What the task requires = Pull out every line of the listing below where "name" appears.

--- Begin ---

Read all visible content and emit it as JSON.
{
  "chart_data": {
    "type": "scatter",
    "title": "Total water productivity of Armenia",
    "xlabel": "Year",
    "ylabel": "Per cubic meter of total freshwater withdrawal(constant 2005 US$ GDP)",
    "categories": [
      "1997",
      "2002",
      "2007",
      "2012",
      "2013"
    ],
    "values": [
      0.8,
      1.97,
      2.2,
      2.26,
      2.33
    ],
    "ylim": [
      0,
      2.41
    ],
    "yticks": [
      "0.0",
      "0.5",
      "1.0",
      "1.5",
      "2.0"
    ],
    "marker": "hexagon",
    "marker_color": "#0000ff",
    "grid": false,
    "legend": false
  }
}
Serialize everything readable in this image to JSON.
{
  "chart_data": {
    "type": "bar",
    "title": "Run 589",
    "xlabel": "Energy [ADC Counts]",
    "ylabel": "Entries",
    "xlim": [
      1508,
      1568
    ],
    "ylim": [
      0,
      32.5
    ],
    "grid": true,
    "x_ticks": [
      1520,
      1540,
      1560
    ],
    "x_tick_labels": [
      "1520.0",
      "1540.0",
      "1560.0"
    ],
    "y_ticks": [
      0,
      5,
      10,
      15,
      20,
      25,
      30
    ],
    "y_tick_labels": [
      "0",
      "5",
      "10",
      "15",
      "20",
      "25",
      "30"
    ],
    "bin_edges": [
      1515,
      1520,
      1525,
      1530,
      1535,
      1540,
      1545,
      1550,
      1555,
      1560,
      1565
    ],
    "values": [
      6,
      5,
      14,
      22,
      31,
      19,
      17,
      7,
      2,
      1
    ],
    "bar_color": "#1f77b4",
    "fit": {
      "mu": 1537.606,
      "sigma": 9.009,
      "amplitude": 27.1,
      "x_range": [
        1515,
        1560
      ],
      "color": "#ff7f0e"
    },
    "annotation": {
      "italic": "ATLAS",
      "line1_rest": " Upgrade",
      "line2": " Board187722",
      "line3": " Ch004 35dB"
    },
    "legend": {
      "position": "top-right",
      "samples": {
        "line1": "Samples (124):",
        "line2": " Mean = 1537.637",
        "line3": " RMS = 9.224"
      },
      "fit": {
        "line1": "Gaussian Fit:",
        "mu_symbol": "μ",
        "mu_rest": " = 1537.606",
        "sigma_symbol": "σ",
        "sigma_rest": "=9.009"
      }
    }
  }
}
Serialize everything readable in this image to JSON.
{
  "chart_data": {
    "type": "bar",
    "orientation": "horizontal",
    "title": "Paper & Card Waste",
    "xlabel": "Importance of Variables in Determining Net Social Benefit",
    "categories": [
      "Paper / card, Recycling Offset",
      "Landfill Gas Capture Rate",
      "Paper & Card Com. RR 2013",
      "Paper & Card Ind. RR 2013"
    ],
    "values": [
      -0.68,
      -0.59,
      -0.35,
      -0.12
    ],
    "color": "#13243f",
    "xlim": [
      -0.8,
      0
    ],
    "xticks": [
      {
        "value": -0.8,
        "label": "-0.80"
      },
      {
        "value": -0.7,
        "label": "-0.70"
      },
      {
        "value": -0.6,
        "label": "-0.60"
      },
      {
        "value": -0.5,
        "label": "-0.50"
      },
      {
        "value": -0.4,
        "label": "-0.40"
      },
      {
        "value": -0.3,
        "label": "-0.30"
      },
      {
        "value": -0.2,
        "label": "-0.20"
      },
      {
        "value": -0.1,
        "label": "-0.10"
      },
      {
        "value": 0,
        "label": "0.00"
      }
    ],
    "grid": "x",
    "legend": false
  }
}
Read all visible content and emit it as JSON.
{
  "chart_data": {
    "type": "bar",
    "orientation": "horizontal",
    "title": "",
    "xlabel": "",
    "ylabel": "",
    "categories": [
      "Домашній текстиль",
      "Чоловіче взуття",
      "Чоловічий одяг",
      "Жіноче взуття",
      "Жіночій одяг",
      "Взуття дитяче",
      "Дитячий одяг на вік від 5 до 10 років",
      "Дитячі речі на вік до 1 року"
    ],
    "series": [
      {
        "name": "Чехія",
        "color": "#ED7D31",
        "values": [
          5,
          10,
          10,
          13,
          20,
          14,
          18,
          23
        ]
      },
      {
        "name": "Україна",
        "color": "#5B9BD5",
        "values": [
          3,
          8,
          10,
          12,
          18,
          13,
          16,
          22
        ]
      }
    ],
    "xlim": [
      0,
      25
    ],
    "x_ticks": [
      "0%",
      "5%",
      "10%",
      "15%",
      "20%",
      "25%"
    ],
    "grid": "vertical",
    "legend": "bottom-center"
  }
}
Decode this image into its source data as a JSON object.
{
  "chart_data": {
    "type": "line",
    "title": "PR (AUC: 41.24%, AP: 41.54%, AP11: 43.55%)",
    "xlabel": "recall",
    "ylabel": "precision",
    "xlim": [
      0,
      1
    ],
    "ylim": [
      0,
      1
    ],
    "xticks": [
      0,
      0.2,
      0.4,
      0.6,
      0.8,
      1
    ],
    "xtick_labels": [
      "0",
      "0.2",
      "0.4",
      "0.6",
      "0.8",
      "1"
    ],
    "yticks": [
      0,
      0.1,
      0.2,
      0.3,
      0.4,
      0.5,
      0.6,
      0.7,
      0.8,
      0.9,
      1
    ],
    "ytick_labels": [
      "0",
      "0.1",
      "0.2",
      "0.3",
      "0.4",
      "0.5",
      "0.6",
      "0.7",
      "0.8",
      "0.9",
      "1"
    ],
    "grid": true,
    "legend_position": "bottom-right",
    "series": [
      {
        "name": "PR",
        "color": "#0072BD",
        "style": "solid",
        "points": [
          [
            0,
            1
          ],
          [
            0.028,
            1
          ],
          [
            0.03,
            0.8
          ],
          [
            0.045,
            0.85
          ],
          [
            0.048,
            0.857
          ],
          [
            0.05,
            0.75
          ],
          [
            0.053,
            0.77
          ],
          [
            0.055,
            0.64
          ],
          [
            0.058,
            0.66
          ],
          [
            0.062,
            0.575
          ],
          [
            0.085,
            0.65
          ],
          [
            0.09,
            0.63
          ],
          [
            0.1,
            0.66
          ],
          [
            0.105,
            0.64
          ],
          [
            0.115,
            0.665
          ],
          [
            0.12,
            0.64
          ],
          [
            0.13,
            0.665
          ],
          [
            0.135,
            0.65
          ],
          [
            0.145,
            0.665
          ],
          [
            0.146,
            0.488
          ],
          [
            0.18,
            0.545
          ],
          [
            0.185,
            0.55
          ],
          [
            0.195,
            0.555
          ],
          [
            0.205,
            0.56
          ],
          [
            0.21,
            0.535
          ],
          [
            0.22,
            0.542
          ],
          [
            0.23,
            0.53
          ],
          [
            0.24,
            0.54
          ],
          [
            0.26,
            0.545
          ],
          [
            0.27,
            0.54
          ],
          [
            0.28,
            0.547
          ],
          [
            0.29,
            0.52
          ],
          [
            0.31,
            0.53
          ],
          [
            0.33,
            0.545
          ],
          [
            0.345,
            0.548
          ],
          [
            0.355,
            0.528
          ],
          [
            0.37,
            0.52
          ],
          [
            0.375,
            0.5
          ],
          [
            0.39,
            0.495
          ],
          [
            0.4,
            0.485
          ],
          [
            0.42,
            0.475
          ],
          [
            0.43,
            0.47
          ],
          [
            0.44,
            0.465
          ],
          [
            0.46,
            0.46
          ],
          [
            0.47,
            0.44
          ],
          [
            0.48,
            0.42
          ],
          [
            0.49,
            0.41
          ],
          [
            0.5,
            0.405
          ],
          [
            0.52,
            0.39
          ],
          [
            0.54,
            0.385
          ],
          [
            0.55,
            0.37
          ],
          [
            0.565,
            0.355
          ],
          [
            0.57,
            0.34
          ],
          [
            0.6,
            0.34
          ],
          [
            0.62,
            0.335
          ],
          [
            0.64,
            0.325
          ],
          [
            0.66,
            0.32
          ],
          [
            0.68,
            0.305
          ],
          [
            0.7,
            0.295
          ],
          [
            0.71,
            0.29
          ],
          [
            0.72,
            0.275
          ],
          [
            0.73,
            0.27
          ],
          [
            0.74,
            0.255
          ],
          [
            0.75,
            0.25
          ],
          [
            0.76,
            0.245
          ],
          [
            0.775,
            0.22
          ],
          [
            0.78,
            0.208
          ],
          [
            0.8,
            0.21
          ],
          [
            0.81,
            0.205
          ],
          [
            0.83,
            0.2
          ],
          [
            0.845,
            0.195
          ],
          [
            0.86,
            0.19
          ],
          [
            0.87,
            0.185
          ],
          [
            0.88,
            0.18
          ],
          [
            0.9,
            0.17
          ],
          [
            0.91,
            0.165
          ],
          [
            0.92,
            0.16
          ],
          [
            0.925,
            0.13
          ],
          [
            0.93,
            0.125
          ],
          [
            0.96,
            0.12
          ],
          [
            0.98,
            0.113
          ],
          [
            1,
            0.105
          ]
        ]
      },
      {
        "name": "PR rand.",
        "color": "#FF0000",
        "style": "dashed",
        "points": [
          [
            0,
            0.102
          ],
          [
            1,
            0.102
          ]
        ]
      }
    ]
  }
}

--- End ---

Expected answer =
        "name": "Чехія",
        "name": "Україна",
        "name": "PR",
        "name": "PR rand.",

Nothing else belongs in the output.